##### The records #####

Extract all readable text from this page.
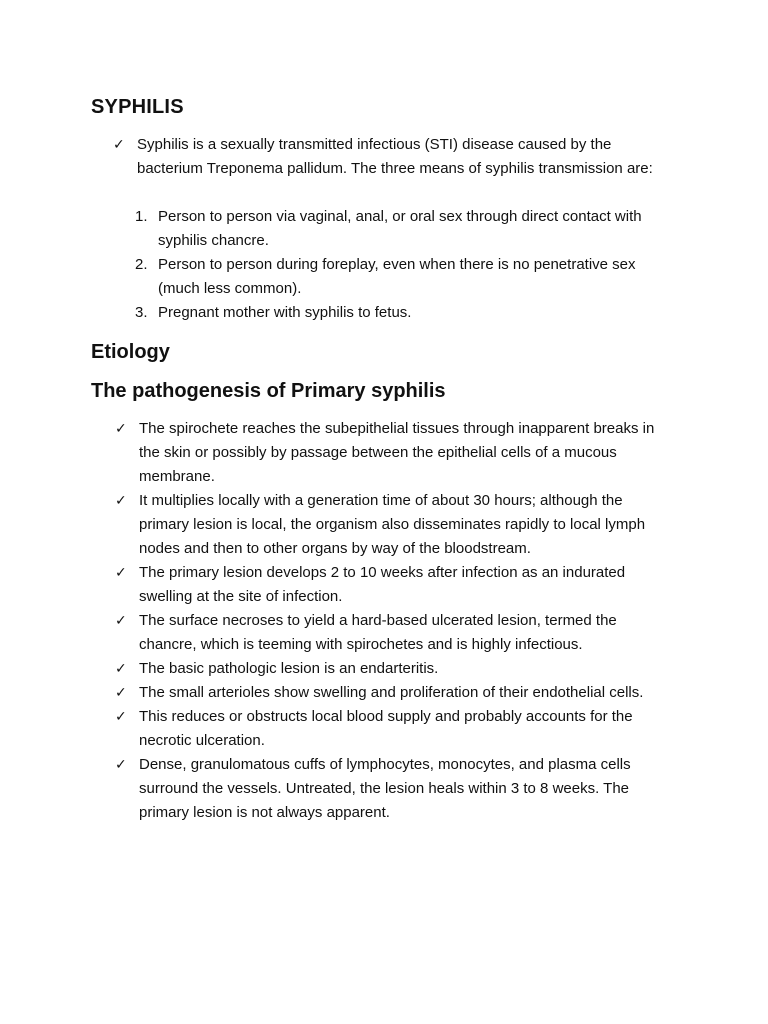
SYPHILIS
✓ Syphilis is a sexually transmitted infectious (STI) disease caused by the bacterium Treponema pallidum. The three means of syphilis transmission are:
1. Person to person via vaginal, anal, or oral sex through direct contact with syphilis chancre.
2. Person to person during foreplay, even when there is no penetrative sex (much less common).
3. Pregnant mother with syphilis to fetus.
Etiology
The pathogenesis of Primary syphilis
✓ The spirochete reaches the subepithelial tissues through inapparent breaks in the skin or possibly by passage between the epithelial cells of a mucous membrane.
✓ It multiplies locally with a generation time of about 30 hours; although the primary lesion is local, the organism also disseminates rapidly to local lymph nodes and then to other organs by way of the bloodstream.
✓ The primary lesion develops 2 to 10 weeks after infection as an indurated swelling at the site of infection.
✓ The surface necroses to yield a hard-based ulcerated lesion, termed the chancre, which is teeming with spirochetes and is highly infectious.
✓ The basic pathologic lesion is an endarteritis.
✓ The small arterioles show swelling and proliferation of their endothelial cells.
✓ This reduces or obstructs local blood supply and probably accounts for the necrotic ulceration.
✓ Dense, granulomatous cuffs of lymphocytes, monocytes, and plasma cells surround the vessels. Untreated, the lesion heals within 3 to 8 weeks. The primary lesion is not always apparent.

#####

> Assignment
Gather, from the listing above, every line carrying the word "person".

> Result of this exercise
1. Person to person via vaginal, anal, or oral sex through direct contact with syphilis chancre.
2. Person to person during foreplay, even when there is no penetrative sex (much less common).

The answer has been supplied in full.